*Exercise goal*: Go through the records below and count every line containing "text". Reply with the count alone.

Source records
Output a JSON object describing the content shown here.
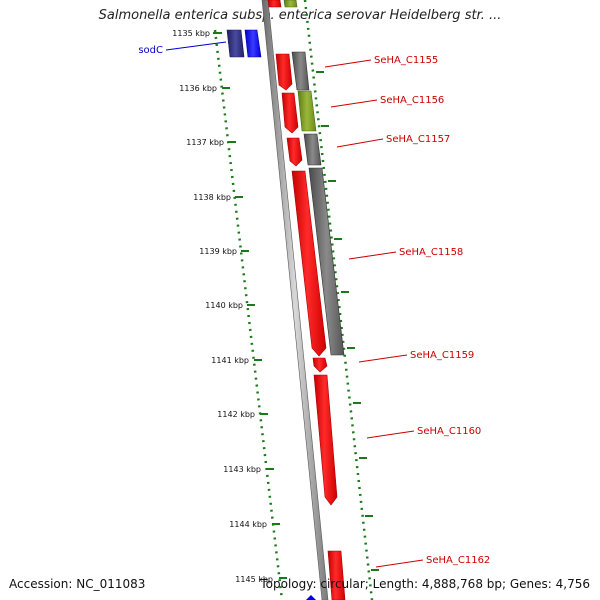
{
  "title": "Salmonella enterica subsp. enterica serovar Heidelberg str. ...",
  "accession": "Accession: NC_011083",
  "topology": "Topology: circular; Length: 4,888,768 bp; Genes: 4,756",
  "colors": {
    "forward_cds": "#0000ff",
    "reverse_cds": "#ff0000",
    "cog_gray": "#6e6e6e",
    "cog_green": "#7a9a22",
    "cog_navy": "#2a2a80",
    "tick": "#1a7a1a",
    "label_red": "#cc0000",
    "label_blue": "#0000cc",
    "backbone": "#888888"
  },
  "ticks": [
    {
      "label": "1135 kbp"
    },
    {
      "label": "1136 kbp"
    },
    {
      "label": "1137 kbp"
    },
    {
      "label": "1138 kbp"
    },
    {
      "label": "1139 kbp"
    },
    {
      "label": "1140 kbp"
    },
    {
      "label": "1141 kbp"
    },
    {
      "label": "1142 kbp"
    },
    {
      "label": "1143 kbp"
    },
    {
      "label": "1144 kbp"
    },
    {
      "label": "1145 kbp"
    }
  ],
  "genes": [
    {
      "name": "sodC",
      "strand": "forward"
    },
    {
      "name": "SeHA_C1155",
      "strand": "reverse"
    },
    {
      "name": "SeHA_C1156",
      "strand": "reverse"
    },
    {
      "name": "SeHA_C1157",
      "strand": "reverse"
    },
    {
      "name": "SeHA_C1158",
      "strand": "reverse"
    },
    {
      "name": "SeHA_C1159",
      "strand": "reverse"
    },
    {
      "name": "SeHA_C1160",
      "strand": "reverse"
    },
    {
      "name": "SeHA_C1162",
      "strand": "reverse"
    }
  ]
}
==
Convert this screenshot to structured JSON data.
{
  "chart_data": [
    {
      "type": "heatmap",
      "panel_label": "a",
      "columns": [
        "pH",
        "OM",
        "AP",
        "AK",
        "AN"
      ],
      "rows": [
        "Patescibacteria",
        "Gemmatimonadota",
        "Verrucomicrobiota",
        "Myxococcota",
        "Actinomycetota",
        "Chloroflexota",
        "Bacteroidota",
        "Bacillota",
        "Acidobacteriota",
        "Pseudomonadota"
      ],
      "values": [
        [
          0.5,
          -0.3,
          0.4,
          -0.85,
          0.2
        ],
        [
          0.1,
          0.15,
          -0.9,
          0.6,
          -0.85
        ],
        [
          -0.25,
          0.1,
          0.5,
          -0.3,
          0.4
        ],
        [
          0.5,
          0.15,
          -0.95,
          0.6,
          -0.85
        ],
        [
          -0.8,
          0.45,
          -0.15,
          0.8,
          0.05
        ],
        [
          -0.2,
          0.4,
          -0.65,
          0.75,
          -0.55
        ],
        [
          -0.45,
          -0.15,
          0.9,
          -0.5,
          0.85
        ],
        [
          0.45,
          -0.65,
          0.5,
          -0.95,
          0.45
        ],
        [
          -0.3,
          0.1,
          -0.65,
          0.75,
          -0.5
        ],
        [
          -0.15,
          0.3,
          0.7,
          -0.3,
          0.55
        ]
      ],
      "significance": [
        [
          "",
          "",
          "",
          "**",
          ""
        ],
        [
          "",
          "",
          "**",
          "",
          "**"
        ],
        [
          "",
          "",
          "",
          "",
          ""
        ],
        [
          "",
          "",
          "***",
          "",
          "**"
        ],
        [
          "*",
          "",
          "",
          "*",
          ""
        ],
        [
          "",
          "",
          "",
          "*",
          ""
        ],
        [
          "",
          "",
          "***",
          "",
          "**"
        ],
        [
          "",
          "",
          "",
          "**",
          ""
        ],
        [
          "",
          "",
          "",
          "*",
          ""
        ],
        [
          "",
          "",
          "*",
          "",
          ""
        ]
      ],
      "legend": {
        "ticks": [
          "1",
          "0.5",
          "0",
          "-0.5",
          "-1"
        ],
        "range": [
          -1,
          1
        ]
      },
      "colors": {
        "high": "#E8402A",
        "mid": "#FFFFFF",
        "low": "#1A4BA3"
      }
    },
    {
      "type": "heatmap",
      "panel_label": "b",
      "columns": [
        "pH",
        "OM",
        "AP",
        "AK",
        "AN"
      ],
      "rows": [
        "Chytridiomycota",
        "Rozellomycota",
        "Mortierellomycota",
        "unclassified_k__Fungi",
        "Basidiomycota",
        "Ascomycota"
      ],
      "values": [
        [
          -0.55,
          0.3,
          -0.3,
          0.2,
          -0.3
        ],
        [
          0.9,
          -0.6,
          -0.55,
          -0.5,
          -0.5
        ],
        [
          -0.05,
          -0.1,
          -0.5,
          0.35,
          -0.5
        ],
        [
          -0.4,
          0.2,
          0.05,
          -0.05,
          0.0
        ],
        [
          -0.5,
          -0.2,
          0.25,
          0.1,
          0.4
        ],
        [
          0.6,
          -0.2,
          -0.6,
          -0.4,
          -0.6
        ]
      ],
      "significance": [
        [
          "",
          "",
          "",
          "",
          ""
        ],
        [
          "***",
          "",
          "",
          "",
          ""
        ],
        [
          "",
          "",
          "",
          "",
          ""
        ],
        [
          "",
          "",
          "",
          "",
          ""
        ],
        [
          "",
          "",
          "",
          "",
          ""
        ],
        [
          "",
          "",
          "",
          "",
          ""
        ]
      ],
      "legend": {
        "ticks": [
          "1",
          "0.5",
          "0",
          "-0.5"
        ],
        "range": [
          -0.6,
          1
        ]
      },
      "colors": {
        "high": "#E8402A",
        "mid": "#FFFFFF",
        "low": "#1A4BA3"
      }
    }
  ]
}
---
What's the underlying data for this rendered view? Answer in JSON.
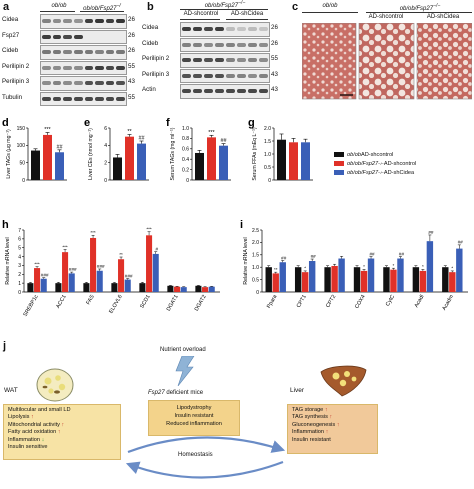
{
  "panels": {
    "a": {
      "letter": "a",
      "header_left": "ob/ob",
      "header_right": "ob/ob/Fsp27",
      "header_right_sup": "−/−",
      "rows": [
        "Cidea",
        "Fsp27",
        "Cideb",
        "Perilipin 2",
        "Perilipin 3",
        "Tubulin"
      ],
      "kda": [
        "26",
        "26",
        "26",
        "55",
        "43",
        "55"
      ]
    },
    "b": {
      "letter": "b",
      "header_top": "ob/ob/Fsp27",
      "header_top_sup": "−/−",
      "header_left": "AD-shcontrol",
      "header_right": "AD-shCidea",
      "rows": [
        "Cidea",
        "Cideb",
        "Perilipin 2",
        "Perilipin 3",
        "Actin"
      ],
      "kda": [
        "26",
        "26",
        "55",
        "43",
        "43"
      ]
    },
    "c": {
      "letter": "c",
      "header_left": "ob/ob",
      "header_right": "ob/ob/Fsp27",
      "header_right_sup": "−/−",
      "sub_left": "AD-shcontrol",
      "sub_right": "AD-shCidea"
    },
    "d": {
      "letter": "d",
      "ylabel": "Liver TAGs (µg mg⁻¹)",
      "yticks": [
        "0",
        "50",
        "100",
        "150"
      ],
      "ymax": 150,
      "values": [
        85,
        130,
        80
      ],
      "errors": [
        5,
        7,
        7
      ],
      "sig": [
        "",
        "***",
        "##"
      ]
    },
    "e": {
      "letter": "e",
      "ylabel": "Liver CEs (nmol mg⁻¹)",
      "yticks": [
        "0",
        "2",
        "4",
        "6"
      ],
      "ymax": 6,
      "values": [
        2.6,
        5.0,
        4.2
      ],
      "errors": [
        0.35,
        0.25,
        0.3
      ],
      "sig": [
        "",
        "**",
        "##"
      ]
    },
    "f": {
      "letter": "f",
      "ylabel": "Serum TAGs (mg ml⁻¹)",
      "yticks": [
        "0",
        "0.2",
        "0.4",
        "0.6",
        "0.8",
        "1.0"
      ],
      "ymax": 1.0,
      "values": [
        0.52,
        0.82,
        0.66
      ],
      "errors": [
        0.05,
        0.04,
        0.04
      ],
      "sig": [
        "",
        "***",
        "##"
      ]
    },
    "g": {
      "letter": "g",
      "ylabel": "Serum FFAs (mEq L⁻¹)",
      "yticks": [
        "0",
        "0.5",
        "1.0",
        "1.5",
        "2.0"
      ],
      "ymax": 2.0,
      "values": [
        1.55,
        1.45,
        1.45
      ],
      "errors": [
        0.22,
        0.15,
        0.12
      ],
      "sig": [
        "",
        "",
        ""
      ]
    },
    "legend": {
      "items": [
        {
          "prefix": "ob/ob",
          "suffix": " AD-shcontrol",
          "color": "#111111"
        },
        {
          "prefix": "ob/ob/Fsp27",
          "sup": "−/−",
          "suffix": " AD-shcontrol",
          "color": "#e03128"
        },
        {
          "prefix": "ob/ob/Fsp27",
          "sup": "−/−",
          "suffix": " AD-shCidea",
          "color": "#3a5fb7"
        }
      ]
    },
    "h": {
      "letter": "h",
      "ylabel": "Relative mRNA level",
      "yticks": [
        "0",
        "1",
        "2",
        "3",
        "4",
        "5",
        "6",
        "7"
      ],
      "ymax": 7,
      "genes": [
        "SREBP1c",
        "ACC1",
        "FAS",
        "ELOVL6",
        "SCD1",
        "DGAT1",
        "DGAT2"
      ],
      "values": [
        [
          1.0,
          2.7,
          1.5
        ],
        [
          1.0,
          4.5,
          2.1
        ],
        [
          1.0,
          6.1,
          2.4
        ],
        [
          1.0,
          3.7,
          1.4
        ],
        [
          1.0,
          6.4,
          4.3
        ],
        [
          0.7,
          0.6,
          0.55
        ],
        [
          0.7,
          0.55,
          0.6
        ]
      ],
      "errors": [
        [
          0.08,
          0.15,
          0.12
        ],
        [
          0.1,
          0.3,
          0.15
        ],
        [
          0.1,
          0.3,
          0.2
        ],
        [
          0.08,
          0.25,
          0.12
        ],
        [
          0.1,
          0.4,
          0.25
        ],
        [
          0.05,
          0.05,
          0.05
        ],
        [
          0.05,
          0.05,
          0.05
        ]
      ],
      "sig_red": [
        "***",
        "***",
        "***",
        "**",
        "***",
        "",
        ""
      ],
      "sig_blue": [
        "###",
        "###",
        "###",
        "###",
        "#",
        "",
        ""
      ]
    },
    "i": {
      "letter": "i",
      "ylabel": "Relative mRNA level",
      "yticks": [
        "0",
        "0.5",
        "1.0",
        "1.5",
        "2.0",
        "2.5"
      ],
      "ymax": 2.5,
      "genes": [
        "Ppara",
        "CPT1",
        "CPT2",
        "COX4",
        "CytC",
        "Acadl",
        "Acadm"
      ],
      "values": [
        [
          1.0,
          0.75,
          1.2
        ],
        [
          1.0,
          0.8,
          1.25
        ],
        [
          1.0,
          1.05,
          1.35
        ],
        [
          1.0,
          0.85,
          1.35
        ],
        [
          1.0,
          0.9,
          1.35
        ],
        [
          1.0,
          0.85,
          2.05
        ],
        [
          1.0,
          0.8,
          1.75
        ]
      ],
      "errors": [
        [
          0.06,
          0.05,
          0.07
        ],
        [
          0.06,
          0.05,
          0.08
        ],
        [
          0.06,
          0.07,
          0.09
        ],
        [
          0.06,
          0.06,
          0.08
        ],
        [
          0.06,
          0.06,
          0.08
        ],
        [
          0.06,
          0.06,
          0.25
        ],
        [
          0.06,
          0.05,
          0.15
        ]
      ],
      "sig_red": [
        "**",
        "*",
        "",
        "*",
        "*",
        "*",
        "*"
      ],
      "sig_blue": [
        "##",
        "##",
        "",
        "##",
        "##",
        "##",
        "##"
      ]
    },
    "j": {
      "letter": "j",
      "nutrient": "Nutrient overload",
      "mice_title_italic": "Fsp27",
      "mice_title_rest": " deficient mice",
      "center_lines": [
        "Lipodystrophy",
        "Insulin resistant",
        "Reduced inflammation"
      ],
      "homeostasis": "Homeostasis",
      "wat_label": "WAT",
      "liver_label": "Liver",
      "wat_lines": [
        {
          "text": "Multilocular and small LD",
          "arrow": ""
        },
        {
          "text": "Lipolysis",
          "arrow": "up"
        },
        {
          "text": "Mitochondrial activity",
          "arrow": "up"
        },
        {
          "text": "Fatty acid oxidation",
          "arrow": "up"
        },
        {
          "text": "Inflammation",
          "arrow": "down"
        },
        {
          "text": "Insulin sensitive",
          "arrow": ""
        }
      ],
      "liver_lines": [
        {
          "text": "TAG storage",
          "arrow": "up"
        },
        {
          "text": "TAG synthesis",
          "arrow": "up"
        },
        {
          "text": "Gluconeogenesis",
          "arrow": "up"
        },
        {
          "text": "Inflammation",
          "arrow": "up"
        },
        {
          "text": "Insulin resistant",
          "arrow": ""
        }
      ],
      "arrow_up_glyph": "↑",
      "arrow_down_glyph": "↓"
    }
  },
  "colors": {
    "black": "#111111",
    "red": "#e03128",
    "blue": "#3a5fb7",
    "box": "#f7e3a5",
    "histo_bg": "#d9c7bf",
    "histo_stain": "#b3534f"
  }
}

*Output of the exercise*: 11